## [TASK DESCRIPTION]
Sort through the data and copy the lines holding the word "files".

## [WORKING DATA]
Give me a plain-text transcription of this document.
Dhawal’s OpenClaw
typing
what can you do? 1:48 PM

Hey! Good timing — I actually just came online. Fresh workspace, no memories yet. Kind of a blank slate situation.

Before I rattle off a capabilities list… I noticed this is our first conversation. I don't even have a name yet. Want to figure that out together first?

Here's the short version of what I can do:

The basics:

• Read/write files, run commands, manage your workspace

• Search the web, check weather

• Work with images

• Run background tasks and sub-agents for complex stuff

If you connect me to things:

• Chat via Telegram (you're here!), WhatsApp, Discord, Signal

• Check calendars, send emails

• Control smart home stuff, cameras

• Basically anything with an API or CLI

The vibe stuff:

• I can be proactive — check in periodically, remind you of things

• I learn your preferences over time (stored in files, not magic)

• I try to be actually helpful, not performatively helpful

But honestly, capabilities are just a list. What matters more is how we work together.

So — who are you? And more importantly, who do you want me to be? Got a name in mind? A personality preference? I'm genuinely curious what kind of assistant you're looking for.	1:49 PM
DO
---
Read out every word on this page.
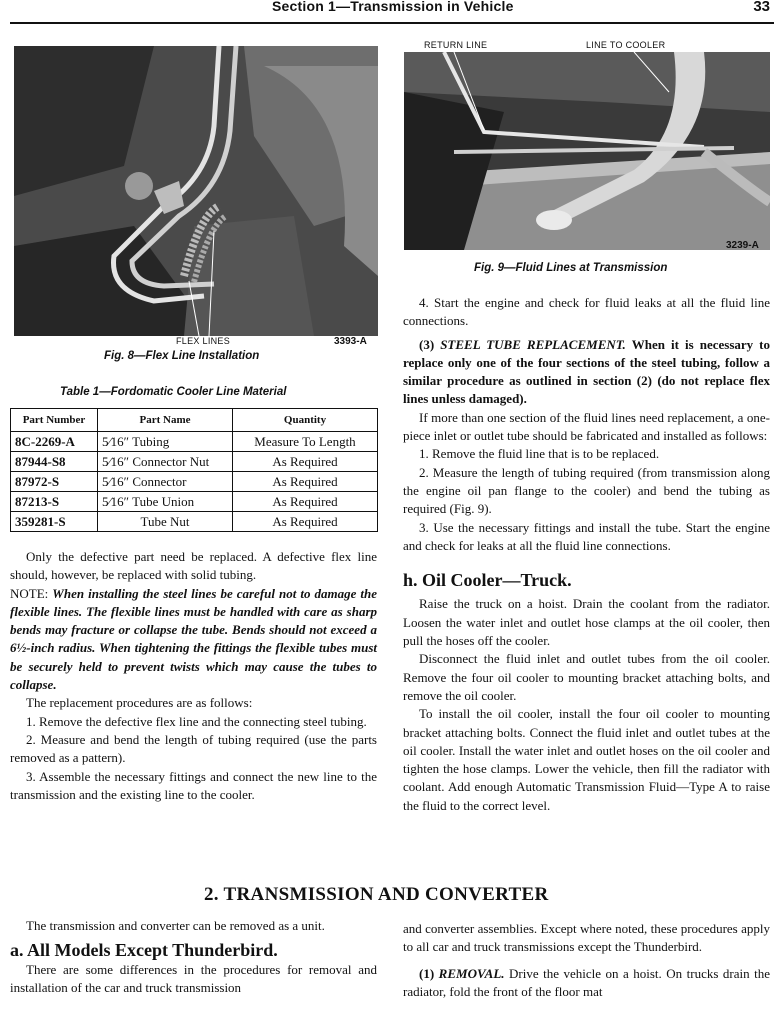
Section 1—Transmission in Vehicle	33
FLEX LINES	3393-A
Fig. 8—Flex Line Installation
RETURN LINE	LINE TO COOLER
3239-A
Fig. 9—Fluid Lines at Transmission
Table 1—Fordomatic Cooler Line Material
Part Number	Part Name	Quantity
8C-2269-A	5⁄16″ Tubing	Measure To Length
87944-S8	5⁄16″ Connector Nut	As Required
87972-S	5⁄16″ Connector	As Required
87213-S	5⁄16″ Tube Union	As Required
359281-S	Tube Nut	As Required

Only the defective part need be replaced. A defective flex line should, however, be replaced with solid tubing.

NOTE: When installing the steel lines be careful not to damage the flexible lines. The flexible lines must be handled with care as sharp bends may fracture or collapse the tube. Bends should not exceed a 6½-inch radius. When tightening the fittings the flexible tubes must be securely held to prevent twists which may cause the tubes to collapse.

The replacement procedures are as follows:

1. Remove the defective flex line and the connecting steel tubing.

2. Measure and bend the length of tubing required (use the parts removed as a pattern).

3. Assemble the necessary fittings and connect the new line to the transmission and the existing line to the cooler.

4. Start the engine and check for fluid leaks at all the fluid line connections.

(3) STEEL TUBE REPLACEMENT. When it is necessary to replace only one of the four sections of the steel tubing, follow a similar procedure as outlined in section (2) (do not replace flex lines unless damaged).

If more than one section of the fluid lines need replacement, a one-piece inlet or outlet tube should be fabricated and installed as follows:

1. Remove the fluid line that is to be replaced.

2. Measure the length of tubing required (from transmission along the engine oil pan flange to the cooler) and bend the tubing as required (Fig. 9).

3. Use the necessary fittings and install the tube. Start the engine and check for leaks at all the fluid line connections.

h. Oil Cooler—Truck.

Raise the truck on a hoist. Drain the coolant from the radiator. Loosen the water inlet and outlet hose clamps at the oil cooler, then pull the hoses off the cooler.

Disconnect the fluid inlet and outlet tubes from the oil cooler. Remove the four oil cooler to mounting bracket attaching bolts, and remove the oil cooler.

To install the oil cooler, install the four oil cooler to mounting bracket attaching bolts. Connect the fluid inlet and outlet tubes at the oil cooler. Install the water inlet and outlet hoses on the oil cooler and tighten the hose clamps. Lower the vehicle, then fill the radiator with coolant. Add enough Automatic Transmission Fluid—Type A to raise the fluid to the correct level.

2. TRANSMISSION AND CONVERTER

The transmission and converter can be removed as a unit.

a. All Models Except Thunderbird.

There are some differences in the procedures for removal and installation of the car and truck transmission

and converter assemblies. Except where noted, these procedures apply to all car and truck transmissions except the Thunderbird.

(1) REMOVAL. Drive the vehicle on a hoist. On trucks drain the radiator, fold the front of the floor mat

## [FULL SOLUTION]
• Read/write files, run commands, manage your workspace
• I learn your preferences over time (stored in files, not magic)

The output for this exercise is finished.